Rewrite the rows below as a JSON list of strings, one string per row, covering only the row that contains "y-axis-label: Fluorescent Units — [10, 643, 31, 822]" through the row that contains "legend-label-3: Powdered Dolomite — [736, 50, 921, 72]", both included. Leave out any blank rows.
## START WORKING DATA
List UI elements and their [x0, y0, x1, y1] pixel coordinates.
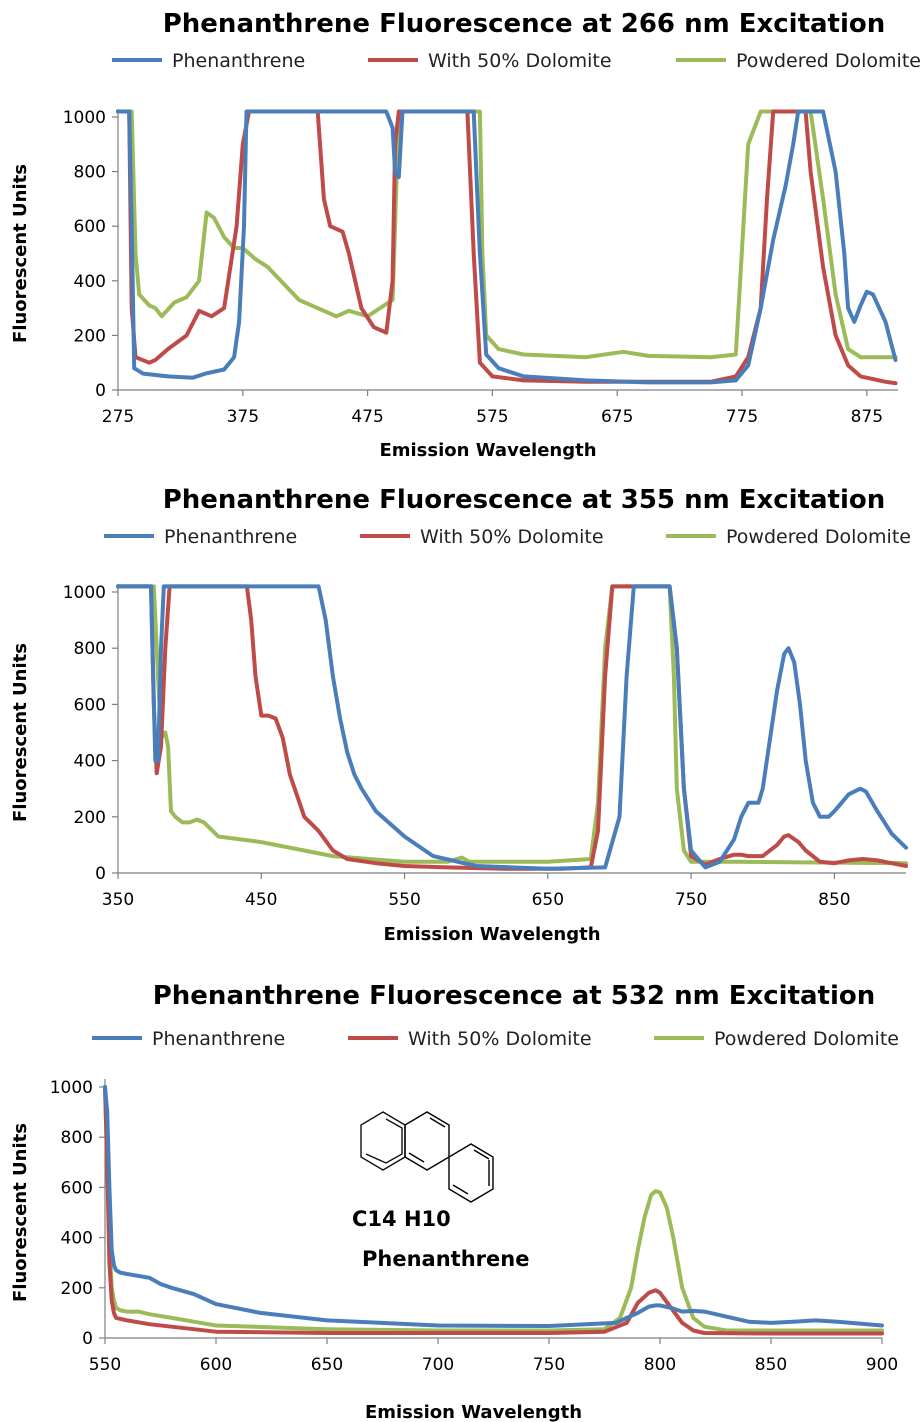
y-axis-label: Fluorescent Units — [10, 643, 31, 822]
x-tick-label: 750 — [533, 1355, 565, 1375]
y-tick-label: 1000 — [50, 1078, 93, 1098]
x-tick-label: 575 — [476, 407, 508, 427]
y-tick-label: 0 — [82, 1329, 93, 1349]
molecular-formula: C14 H10 — [352, 1207, 451, 1231]
y-tick-label: 200 — [61, 1279, 93, 1299]
x-tick-label: 275 — [102, 407, 134, 427]
y-tick-label: 200 — [74, 326, 106, 346]
x-axis-label: Emission Wavelength — [365, 1402, 582, 1422]
legend-label-2: With 50% Dolomite — [428, 50, 612, 72]
y-tick-label: 0 — [95, 864, 106, 884]
series-line-phenanthrene — [103, 1085, 884, 1328]
legend-label-2: With 50% Dolomite — [420, 526, 604, 548]
x-axis-label: Emission Wavelength — [379, 440, 596, 461]
x-tick-label: 875 — [851, 407, 883, 427]
legend-label-3: Powdered Dolomite — [736, 50, 921, 72]
x-tick-label: 800 — [644, 1355, 676, 1375]
y-tick-label: 1000 — [63, 108, 106, 128]
y-axis-label: Fluorescent Units — [10, 164, 31, 343]
chart-title: Phenanthrene Fluorescence at 266 nm Exci… — [163, 9, 886, 39]
legend-label-2: With 50% Dolomite — [408, 1028, 592, 1050]
x-tick-label: 750 — [675, 890, 707, 910]
x-tick-label: 550 — [89, 1355, 121, 1375]
series-line-powdered-dolomite — [116, 584, 908, 866]
charts-root: Phenanthrene Fluorescence at 266 nm Exci… — [10, 9, 921, 1422]
x-tick-label: 675 — [601, 407, 633, 427]
x-tick-label: 550 — [388, 890, 420, 910]
x-tick-label: 600 — [200, 1355, 232, 1375]
x-tick-label: 775 — [726, 407, 758, 427]
x-tick-label: 850 — [755, 1355, 787, 1375]
x-tick-label: 450 — [245, 890, 277, 910]
x-tick-label: 850 — [818, 890, 850, 910]
series-line-powdered-dolomite — [103, 1085, 884, 1333]
x-tick-label: 900 — [866, 1355, 898, 1375]
legend-label-3: Powdered Dolomite — [714, 1028, 899, 1050]
legend-label-1: Phenanthrene — [164, 526, 297, 548]
chart-panel-2: Phenanthrene Fluorescence at 355 nm Exci… — [10, 485, 911, 945]
legend-label-1: Phenanthrene — [152, 1028, 285, 1050]
chart-panel-1: Phenanthrene Fluorescence at 266 nm Exci… — [10, 9, 921, 461]
molecule-name: Phenanthrene — [362, 1247, 529, 1271]
phenanthrene-structure-icon — [360, 1111, 494, 1203]
y-axis-label: Fluorescent Units — [10, 1123, 31, 1302]
series-line-with-50-dolomite — [116, 109, 898, 386]
y-tick-label: 400 — [61, 1229, 93, 1249]
y-tick-label: 600 — [61, 1178, 93, 1198]
y-tick-label: 800 — [74, 163, 106, 183]
x-tick-label: 700 — [422, 1355, 454, 1375]
series-line-with-50-dolomite — [103, 1085, 884, 1336]
chart-panel-3: Phenanthrene Fluorescence at 532 nm Exci… — [10, 981, 899, 1422]
y-tick-label: 400 — [74, 272, 106, 292]
x-tick-label: 650 — [311, 1355, 343, 1375]
chart-title: Phenanthrene Fluorescence at 532 nm Exci… — [153, 981, 876, 1011]
series-line-with-50-dolomite — [116, 584, 908, 871]
legend-label-1: Phenanthrene — [172, 50, 305, 72]
y-tick-label: 600 — [74, 695, 106, 715]
x-axis-label: Emission Wavelength — [383, 924, 600, 945]
y-tick-label: 800 — [74, 639, 106, 659]
y-tick-label: 400 — [74, 752, 106, 772]
x-tick-label: 350 — [102, 890, 134, 910]
y-tick-label: 1000 — [63, 583, 106, 603]
x-tick-label: 475 — [351, 407, 383, 427]
y-tick-label: 600 — [74, 217, 106, 237]
y-tick-label: 200 — [74, 808, 106, 828]
chart-title: Phenanthrene Fluorescence at 355 nm Exci… — [163, 485, 886, 515]
x-tick-label: 650 — [532, 890, 564, 910]
y-tick-label: 0 — [95, 381, 106, 401]
series-line-phenanthrene — [116, 109, 898, 385]
legend-label-3: Powdered Dolomite — [726, 526, 911, 548]
series-line-phenanthrene — [116, 584, 908, 871]
x-tick-label: 375 — [227, 407, 259, 427]
y-tick-label: 800 — [61, 1128, 93, 1148]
## END WORKING DATA
■ FULL RESPONSE:
[
  "y-axis-label: Fluorescent Units — [10, 643, 31, 822]",
  "x-tick-label: 750 — [533, 1355, 565, 1375]",
  "y-tick-label: 1000 — [50, 1078, 93, 1098]",
  "x-tick-label: 575 — [476, 407, 508, 427]",
  "y-tick-label: 0 — [82, 1329, 93, 1349]",
  "molecular-formula: C14 H10 — [352, 1207, 451, 1231]",
  "y-tick-label: 200 — [61, 1279, 93, 1299]",
  "x-tick-label: 275 — [102, 407, 134, 427]",
  "y-tick-label: 200 — [74, 326, 106, 346]",
  "x-axis-label: Emission Wavelength — [365, 1402, 582, 1422]",
  "legend-label-2: With 50% Dolomite — [428, 50, 612, 72]",
  "y-tick-label: 0 — [95, 864, 106, 884]",
  "series-line-phenanthrene — [103, 1085, 884, 1328]",
  "legend-label-2: With 50% Dolomite — [420, 526, 604, 548]",
  "x-axis-label: Emission Wavelength — [379, 440, 596, 461]",
  "x-tick-label: 875 — [851, 407, 883, 427]",
  "legend-label-3: Powdered Dolomite — [736, 50, 921, 72]"
]